EXERCISE MATERIALS:
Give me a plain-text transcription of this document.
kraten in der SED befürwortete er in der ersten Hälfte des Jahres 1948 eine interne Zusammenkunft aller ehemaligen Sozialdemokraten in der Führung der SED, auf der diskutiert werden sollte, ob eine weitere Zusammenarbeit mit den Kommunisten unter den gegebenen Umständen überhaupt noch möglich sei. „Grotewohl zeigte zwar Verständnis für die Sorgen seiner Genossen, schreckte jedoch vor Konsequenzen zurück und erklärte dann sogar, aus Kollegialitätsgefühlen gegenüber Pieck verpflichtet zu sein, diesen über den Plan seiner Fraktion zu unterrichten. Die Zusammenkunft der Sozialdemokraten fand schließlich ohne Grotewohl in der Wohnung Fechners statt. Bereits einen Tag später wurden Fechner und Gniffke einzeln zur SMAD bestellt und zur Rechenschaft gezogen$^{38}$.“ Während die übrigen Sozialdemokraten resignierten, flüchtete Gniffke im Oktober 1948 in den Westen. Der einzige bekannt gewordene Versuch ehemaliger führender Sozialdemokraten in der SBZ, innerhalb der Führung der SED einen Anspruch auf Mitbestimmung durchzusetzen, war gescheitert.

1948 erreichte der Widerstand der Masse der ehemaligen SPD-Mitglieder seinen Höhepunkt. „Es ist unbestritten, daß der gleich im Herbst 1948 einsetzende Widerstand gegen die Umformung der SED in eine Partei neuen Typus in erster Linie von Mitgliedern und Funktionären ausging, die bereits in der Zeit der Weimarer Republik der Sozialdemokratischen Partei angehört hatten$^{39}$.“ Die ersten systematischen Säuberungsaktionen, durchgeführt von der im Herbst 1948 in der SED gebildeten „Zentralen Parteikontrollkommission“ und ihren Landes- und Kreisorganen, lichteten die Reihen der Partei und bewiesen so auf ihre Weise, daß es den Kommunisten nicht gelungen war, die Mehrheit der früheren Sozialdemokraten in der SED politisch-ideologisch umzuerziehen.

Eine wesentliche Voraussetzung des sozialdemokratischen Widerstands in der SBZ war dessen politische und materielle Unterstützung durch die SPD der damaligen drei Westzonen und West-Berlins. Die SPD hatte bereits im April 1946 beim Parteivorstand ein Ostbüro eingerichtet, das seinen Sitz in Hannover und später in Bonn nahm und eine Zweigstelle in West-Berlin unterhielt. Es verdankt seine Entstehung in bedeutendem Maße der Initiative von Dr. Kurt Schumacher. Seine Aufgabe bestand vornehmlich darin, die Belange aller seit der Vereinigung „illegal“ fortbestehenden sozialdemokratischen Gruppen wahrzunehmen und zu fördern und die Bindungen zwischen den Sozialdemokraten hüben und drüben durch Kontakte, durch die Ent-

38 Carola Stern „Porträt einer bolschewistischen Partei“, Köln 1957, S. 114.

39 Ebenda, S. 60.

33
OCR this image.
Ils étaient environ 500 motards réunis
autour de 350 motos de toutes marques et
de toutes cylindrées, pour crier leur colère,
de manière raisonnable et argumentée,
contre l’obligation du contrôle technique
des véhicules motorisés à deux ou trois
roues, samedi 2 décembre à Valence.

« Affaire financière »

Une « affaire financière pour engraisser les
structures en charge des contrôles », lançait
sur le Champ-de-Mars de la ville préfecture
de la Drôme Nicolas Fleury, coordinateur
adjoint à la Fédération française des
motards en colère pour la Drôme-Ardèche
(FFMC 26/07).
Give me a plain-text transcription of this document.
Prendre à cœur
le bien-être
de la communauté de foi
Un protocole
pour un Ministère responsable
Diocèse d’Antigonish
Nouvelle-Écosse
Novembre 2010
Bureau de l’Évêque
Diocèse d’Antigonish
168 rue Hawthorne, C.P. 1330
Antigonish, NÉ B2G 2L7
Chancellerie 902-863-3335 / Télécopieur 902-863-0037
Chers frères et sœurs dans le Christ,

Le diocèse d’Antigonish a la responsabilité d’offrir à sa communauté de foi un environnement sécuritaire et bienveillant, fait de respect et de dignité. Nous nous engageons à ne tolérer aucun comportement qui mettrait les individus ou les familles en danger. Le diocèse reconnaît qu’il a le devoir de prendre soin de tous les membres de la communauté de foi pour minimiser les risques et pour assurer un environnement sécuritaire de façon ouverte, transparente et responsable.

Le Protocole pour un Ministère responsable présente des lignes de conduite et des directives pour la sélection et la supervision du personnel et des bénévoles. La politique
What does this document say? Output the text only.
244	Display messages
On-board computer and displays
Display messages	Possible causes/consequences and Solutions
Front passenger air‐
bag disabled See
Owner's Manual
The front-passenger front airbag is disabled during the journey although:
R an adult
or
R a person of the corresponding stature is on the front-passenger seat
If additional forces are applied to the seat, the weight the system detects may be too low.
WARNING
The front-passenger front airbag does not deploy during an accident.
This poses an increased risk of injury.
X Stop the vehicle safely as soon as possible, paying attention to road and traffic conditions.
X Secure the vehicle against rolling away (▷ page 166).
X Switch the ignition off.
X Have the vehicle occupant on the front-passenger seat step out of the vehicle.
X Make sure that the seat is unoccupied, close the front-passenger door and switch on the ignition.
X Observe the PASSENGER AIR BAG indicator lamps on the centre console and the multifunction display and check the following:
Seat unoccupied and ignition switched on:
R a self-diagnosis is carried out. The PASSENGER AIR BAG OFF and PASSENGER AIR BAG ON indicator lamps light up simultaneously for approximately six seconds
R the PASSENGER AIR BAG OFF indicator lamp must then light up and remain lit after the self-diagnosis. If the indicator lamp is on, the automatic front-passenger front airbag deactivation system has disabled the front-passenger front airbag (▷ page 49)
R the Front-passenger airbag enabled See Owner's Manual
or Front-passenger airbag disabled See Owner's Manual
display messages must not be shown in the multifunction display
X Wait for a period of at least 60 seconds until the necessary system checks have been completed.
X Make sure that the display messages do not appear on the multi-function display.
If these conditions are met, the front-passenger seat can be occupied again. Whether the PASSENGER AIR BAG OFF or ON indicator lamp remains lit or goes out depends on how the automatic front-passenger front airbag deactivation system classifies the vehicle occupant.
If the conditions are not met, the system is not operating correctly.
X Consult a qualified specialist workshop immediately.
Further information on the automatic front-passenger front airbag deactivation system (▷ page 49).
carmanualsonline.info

GOAL:
Of the lines above, how many include the word "financière"? Reply with the number only.

EXERCISE OUTPUT:
2